* [Materials provided]
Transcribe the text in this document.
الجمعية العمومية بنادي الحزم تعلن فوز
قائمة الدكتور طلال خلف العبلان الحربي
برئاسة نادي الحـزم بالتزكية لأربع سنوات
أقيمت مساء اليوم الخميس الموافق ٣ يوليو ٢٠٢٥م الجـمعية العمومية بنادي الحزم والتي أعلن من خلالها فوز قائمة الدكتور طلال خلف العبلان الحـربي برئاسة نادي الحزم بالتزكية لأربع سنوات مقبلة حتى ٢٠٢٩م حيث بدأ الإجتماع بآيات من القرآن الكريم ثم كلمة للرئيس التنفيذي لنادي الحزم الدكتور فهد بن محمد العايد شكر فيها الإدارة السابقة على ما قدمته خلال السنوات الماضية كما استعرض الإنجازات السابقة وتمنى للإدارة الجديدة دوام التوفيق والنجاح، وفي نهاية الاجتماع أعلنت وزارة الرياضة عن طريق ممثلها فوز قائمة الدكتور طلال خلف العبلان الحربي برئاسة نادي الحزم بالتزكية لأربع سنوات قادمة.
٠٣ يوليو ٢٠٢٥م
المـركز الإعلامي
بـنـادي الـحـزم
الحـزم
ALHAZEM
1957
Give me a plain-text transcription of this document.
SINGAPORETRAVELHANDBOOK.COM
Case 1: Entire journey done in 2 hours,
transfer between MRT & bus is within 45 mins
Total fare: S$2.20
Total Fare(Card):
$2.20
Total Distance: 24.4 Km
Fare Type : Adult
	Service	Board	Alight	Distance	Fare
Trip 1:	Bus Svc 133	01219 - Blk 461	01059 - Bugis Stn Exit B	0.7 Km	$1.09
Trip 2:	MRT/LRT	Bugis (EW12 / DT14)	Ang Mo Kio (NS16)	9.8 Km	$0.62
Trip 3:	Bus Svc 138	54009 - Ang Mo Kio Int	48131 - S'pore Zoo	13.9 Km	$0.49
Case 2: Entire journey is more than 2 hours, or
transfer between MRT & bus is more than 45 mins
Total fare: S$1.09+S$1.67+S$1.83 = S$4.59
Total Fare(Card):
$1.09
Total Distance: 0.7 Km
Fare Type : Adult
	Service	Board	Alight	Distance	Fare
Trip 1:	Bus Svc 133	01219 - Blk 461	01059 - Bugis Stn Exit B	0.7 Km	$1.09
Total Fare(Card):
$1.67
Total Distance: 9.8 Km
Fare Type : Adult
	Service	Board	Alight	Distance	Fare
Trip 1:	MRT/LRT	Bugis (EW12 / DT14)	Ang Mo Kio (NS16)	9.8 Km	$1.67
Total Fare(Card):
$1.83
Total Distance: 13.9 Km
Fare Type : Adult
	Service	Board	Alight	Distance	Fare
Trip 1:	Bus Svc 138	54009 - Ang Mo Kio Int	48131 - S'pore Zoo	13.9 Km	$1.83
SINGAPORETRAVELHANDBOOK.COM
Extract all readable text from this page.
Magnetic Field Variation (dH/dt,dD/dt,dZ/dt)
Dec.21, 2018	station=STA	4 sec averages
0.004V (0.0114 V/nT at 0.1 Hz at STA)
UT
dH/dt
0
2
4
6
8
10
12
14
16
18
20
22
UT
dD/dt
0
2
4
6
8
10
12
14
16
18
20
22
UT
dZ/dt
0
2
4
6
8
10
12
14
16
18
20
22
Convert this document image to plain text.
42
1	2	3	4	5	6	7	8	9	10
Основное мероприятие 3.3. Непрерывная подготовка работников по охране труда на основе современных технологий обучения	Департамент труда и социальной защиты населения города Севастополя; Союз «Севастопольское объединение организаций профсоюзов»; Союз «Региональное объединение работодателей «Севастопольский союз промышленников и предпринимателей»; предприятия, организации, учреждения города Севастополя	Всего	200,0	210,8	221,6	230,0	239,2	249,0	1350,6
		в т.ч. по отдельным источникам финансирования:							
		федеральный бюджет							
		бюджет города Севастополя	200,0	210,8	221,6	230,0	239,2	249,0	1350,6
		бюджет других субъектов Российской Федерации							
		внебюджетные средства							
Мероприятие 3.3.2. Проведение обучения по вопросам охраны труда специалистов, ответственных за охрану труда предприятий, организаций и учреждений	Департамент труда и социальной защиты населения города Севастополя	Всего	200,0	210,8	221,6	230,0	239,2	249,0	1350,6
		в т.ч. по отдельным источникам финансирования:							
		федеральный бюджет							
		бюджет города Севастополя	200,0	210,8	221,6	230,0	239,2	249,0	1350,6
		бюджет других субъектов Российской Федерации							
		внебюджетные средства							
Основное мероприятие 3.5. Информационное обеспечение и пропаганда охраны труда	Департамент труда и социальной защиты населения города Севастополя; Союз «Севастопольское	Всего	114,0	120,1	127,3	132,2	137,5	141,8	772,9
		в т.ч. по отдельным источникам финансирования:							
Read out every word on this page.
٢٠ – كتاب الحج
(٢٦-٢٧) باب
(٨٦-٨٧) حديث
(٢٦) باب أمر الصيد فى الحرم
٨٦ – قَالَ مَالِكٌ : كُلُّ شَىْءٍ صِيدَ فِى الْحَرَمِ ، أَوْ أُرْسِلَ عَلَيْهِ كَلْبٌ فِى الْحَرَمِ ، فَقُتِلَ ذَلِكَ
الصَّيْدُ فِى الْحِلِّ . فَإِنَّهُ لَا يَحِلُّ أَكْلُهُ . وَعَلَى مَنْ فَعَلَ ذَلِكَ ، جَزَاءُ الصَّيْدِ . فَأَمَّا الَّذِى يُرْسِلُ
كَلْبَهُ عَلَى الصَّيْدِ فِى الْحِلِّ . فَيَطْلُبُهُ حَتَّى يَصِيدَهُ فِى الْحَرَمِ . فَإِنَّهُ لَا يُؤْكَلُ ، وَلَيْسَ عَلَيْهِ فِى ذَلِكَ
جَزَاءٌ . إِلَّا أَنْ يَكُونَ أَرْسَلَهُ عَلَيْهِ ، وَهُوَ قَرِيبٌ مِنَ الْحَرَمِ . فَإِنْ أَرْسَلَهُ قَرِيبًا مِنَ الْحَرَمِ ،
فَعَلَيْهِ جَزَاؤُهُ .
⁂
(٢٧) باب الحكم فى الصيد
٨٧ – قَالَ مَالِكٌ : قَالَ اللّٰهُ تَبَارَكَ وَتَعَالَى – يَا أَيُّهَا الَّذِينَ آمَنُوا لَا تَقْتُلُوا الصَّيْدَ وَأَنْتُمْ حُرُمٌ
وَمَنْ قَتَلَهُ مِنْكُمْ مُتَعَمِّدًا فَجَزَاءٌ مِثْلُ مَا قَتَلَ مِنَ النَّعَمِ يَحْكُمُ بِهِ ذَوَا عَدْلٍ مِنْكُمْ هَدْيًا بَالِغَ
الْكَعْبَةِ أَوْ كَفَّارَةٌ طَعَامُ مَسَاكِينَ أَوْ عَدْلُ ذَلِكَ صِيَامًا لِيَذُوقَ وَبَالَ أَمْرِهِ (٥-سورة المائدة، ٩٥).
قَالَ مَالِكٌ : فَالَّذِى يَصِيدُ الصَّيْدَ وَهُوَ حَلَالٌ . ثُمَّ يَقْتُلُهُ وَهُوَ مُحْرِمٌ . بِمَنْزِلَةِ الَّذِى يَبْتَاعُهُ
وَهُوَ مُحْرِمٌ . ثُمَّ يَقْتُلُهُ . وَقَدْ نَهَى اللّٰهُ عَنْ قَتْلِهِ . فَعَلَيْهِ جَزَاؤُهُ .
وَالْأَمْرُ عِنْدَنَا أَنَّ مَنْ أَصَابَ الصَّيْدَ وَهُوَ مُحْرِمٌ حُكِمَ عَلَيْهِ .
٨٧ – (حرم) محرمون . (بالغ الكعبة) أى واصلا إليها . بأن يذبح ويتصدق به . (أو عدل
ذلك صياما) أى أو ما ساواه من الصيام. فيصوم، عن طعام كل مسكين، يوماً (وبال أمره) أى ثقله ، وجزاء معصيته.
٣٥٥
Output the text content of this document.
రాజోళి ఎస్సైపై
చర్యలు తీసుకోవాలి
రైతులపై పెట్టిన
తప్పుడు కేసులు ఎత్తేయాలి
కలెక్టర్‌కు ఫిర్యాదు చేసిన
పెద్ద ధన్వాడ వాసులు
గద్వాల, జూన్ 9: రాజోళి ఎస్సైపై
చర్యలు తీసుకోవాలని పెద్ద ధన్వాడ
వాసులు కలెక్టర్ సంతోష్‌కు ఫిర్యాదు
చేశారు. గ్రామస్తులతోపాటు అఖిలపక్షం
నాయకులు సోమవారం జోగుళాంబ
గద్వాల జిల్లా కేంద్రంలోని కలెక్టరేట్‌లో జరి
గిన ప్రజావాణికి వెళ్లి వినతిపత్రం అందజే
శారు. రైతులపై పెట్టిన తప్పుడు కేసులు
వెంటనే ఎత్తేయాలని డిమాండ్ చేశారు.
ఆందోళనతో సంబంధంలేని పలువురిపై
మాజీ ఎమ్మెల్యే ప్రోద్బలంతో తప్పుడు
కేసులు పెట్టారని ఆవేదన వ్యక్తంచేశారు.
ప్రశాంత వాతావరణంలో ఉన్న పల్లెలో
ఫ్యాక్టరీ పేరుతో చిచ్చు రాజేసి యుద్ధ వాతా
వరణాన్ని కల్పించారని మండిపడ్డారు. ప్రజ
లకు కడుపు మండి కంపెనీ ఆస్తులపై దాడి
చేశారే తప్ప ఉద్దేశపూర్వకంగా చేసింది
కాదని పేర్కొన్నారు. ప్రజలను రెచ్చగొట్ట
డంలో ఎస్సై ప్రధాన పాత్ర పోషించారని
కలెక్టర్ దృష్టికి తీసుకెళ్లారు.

* [Do this]
Scan the material above. Extract every line in which the word "Total" occurs.

* [Solved exercise]
Total fare: S$2.20
Total Fare(Card):
Total Distance: 24.4 Km
Total fare: S$1.09+S$1.67+S$1.83 = S$4.59
Total Fare(Card):
Total Distance: 0.7 Km
Total Fare(Card):
Total Distance: 9.8 Km
Total Fare(Card):
Total Distance: 13.9 Km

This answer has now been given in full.